## [Job]
Copy out all the records exactly.

## [Extracted data]
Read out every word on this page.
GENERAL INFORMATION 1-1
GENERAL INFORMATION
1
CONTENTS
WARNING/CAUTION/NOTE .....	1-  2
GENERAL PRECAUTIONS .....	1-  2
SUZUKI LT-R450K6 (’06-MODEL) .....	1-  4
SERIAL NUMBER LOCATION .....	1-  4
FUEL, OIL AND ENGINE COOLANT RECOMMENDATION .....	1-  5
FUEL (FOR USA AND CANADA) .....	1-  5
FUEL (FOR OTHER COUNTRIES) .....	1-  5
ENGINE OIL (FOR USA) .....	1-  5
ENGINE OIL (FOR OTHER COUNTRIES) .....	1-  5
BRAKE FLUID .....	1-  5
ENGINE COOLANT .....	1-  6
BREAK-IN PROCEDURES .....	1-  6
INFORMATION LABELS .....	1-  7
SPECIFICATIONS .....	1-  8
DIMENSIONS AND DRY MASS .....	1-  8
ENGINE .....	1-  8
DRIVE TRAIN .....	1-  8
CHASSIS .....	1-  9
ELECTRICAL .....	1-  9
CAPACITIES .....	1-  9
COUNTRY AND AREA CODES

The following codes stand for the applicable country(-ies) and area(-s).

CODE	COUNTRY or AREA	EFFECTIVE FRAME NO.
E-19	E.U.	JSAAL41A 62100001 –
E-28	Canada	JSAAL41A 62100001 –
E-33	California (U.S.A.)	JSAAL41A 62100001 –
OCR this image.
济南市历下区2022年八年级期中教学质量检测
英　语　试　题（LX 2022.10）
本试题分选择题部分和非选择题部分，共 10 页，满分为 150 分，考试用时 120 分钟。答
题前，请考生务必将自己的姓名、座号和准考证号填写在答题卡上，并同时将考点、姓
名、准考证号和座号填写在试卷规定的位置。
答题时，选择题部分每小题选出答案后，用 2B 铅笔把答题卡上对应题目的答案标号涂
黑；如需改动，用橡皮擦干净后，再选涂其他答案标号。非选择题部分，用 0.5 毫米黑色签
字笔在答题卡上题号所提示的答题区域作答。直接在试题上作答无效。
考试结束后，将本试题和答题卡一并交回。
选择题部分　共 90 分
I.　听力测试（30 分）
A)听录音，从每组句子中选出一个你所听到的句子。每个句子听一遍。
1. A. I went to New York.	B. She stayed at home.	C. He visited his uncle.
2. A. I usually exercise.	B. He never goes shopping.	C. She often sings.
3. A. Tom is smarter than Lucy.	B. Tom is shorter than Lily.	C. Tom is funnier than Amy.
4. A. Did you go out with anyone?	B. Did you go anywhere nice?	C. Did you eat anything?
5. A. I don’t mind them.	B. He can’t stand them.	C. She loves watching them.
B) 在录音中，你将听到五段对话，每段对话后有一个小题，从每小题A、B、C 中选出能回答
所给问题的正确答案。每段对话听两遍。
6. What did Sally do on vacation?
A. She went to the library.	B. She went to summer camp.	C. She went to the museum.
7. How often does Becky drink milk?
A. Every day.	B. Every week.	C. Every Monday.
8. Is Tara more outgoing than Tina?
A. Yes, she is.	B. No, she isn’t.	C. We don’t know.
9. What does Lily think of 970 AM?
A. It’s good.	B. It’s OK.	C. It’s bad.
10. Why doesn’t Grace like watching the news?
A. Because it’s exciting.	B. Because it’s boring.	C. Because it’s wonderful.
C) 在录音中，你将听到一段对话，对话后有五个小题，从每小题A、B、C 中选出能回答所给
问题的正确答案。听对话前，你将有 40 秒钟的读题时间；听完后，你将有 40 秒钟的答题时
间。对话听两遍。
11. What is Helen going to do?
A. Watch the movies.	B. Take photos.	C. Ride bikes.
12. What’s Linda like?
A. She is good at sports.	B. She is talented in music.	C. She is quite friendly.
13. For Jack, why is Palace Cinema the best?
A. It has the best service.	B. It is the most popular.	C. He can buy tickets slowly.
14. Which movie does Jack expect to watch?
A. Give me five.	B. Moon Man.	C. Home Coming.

## [The output]
Read out every word on this page.
GENERAL INFORMATION 1-1
GENERAL INFORMATION
1
CONTENTS
WARNING/CAUTION/NOTE .....	1-  2
GENERAL PRECAUTIONS .....	1-  2
SUZUKI LT-R450K6 (’06-MODEL) .....	1-  4
SERIAL NUMBER LOCATION .....	1-  4
FUEL, OIL AND ENGINE COOLANT RECOMMENDATION .....	1-  5
FUEL (FOR USA AND CANADA) .....	1-  5
FUEL (FOR OTHER COUNTRIES) .....	1-  5
ENGINE OIL (FOR USA) .....	1-  5
ENGINE OIL (FOR OTHER COUNTRIES) .....	1-  5
BRAKE FLUID .....	1-  5
ENGINE COOLANT .....	1-  6
BREAK-IN PROCEDURES .....	1-  6
INFORMATION LABELS .....	1-  7
SPECIFICATIONS .....	1-  8
DIMENSIONS AND DRY MASS .....	1-  8
ENGINE .....	1-  8
DRIVE TRAIN .....	1-  8
CHASSIS .....	1-  9
ELECTRICAL .....	1-  9
CAPACITIES .....	1-  9
COUNTRY AND AREA CODES

The following codes stand for the applicable country(-ies) and area(-s).

CODE	COUNTRY or AREA	EFFECTIVE FRAME NO.
E-19	E.U.	JSAAL41A 62100001 –
E-28	Canada	JSAAL41A 62100001 –
E-33	California (U.S.A.)	JSAAL41A 62100001 –
OCR this image.
济南市历下区2022年八年级期中教学质量检测
英　语　试　题（LX 2022.10）
本试题分选择题部分和非选择题部分，共 10 页，满分为 150 分，考试用时 120 分钟。答
题前，请考生务必将自己的姓名、座号和准考证号填写在答题卡上，并同时将考点、姓
名、准考证号和座号填写在试卷规定的位置。
答题时，选择题部分每小题选出答案后，用 2B 铅笔把答题卡上对应题目的答案标号涂
黑；如需改动，用橡皮擦干净后，再选涂其他答案标号。非选择题部分，用 0.5 毫米黑色签
字笔在答题卡上题号所提示的答题区域作答。直接在试题上作答无效。
考试结束后，将本试题和答题卡一并交回。
选择题部分　共 90 分
I.　听力测试（30 分）
A)听录音，从每组句子中选出一个你所听到的句子。每个句子听一遍。
1. A. I went to New York.	B. She stayed at home.	C. He visited his uncle.
2. A. I usually exercise.	B. He never goes shopping.	C. She often sings.
3. A. Tom is smarter than Lucy.	B. Tom is shorter than Lily.	C. Tom is funnier than Amy.
4. A. Did you go out with anyone?	B. Did you go anywhere nice?	C. Did you eat anything?
5. A. I don’t mind them.	B. He can’t stand them.	C. She loves watching them.
B) 在录音中，你将听到五段对话，每段对话后有一个小题，从每小题A、B、C 中选出能回答
所给问题的正确答案。每段对话听两遍。
6. What did Sally do on vacation?
A. She went to the library.	B. She went to summer camp.	C. She went to the museum.
7. How often does Becky drink milk?
A. Every day.	B. Every week.	C. Every Monday.
8. Is Tara more outgoing than Tina?
A. Yes, she is.	B. No, she isn’t.	C. We don’t know.
9. What does Lily think of 970 AM?
A. It’s good.	B. It’s OK.	C. It’s bad.
10. Why doesn’t Grace like watching the news?
A. Because it’s exciting.	B. Because it’s boring.	C. Because it’s wonderful.
C) 在录音中，你将听到一段对话，对话后有五个小题，从每小题A、B、C 中选出能回答所给
问题的正确答案。听对话前，你将有 40 秒钟的读题时间；听完后，你将有 40 秒钟的答题时
间。对话听两遍。
11. What is Helen going to do?
A. Watch the movies.	B. Take photos.	C. Ride bikes.
12. What’s Linda like?
A. She is good at sports.	B. She is talented in music.	C. She is quite friendly.
13. For Jack, why is Palace Cinema the best?
A. It has the best service.	B. It is the most popular.	C. He can buy tickets slowly.
14. Which movie does Jack expect to watch?
A. Give me five.	B. Moon Man.	C. Home Coming.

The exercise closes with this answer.